STATED TASK — In the records below, find each line containing the word "cceeed" and copy it.

(A run of records)
— Start —
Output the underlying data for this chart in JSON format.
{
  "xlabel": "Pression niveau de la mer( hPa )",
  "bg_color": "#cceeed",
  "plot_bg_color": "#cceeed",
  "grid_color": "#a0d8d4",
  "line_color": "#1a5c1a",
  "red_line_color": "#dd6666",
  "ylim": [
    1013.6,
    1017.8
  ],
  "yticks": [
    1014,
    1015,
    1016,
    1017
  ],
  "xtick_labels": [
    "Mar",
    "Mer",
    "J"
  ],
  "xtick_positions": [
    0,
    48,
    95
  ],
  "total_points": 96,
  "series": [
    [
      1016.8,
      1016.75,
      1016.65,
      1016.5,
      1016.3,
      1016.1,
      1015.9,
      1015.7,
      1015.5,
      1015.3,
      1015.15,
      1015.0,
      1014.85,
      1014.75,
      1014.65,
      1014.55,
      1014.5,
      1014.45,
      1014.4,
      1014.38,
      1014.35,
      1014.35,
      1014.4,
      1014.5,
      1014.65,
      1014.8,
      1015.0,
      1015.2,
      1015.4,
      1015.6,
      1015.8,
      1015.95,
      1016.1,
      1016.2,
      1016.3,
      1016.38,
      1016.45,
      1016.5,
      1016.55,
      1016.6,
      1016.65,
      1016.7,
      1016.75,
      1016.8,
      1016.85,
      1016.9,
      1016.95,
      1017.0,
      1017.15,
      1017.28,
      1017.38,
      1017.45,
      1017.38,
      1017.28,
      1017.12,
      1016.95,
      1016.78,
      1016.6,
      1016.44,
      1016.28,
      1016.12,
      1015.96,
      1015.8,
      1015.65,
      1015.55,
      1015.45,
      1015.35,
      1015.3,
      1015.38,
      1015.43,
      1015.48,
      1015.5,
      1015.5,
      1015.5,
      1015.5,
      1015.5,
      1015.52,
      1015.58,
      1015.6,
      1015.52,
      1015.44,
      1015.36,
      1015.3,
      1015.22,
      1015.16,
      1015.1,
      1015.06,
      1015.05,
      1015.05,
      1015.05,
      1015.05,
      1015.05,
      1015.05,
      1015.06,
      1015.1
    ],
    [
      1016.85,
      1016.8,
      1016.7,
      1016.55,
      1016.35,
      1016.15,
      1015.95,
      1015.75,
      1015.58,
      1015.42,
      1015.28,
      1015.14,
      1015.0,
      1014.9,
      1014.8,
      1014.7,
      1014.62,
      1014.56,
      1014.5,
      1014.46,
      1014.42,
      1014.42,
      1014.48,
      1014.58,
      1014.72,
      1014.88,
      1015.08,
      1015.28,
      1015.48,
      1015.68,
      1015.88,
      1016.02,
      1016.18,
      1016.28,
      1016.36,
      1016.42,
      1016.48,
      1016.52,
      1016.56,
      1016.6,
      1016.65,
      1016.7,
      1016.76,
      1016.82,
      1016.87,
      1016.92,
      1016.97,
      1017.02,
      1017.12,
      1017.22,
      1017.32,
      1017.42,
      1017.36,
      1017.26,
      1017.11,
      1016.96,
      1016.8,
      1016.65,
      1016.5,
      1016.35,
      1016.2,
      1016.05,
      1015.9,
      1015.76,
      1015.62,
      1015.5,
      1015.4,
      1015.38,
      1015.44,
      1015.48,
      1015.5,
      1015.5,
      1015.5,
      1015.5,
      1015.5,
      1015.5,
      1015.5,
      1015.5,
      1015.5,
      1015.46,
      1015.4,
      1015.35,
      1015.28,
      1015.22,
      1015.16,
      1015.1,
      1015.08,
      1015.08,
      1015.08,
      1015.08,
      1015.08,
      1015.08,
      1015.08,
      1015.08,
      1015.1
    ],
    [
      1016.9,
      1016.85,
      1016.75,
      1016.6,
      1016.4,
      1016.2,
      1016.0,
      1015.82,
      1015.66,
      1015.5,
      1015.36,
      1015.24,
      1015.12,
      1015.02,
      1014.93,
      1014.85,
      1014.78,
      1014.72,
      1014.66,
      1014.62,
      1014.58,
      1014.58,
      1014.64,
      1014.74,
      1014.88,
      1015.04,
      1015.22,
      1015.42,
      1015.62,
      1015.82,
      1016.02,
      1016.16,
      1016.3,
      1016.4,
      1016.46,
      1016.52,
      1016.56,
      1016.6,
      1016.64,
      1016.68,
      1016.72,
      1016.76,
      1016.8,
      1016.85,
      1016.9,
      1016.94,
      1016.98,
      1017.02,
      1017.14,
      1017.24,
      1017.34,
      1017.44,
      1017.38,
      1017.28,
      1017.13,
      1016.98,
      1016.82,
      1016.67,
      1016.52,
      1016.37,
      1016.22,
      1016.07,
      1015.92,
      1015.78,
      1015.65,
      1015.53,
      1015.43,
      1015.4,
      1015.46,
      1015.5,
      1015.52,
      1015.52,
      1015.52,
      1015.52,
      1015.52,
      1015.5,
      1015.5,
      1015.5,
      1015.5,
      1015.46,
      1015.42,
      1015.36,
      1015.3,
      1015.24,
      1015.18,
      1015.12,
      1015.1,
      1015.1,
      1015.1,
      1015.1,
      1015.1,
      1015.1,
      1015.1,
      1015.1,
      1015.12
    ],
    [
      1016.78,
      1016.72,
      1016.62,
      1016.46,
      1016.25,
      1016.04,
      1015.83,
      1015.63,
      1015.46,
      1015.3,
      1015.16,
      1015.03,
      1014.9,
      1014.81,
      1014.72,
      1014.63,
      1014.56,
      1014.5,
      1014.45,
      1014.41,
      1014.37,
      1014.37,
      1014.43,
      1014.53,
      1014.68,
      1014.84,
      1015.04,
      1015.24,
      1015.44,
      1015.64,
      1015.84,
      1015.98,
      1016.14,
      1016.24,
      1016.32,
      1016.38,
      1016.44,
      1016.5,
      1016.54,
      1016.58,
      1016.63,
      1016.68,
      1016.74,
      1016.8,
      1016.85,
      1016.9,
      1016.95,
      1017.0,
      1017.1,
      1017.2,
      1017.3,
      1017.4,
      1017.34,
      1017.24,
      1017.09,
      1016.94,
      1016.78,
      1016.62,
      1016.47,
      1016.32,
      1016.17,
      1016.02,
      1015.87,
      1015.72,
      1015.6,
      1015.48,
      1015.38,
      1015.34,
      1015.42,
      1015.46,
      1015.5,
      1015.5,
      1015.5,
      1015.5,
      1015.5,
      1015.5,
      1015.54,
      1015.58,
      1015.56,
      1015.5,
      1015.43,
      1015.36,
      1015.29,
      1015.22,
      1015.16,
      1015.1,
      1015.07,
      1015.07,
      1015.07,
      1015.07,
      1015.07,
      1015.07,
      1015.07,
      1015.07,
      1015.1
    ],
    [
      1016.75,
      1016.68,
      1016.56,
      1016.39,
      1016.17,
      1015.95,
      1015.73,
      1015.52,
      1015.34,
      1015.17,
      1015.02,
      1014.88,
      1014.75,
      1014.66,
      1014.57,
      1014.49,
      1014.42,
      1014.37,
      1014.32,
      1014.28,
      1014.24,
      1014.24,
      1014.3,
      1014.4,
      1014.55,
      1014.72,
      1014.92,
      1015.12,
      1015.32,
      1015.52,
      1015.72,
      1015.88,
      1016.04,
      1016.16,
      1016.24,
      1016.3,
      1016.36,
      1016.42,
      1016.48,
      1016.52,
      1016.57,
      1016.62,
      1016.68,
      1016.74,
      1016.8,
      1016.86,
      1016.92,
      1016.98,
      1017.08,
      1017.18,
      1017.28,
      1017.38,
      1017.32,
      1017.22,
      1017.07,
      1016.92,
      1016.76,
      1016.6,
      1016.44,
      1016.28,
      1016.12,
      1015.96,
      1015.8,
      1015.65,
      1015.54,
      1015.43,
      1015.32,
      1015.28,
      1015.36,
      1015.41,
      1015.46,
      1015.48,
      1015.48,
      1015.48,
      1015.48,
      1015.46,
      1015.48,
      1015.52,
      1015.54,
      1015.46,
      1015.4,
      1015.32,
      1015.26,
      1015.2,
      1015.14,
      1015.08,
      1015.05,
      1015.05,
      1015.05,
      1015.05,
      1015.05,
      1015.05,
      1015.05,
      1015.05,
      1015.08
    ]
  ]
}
— End —
— Start —
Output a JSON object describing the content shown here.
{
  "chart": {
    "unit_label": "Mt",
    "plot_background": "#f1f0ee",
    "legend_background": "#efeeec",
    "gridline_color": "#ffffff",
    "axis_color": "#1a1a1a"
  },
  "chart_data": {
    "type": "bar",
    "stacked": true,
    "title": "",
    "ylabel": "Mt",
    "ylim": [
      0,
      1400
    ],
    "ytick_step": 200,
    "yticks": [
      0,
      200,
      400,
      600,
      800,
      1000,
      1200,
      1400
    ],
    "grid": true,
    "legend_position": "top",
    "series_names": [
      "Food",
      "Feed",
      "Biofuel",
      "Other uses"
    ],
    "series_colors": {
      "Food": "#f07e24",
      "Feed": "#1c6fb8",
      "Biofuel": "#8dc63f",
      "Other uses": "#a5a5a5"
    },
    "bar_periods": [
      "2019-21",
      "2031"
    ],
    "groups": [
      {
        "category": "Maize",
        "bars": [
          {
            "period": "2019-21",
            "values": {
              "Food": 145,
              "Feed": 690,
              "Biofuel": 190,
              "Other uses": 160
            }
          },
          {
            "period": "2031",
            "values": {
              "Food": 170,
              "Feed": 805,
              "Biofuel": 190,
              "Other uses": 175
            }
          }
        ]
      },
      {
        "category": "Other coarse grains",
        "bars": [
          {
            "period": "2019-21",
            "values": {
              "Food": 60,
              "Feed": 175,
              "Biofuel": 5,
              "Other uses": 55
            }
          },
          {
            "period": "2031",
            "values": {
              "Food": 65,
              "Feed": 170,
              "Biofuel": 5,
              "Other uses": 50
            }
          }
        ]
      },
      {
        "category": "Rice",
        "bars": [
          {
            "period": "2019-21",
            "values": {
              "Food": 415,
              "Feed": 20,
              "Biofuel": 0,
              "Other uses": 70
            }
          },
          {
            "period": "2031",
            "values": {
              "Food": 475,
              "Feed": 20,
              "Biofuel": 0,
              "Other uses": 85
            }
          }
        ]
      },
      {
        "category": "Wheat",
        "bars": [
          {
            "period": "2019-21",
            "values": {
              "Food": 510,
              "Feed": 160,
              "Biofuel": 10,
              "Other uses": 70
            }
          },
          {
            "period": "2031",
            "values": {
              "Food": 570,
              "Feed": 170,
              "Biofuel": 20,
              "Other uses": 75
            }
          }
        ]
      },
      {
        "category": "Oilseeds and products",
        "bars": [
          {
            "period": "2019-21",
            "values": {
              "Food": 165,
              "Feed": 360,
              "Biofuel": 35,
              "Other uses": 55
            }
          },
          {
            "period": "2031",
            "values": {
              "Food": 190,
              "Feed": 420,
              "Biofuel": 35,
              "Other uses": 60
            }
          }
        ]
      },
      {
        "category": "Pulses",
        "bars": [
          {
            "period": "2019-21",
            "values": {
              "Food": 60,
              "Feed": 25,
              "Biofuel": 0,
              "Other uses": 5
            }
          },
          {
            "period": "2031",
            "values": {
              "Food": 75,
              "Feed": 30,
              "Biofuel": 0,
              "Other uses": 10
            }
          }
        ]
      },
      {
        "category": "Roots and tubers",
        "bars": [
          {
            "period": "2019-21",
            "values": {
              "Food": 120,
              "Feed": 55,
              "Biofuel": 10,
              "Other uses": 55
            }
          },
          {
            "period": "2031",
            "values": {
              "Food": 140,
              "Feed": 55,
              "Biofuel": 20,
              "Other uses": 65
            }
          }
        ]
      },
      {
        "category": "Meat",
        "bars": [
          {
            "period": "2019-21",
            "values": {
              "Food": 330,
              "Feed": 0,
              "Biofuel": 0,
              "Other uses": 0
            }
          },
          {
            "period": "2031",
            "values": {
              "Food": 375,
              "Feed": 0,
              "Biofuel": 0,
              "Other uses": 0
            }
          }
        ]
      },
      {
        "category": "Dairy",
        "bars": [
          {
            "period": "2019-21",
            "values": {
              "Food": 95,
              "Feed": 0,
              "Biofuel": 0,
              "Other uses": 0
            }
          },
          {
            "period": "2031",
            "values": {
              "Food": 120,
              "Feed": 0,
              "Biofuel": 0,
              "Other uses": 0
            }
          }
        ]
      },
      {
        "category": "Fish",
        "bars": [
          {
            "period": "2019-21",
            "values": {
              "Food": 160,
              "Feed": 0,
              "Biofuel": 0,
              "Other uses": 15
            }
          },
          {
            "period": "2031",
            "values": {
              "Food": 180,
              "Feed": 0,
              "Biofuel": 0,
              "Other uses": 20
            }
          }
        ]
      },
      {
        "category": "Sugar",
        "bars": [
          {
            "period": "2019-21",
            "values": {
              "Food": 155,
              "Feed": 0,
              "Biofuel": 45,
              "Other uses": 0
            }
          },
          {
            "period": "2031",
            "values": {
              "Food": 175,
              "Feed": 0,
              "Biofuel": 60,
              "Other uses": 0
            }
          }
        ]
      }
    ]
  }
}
— End —
COMPLETE ANSWER —
  "bg_color": "#cceeed",
  "plot_bg_color": "#cceeed",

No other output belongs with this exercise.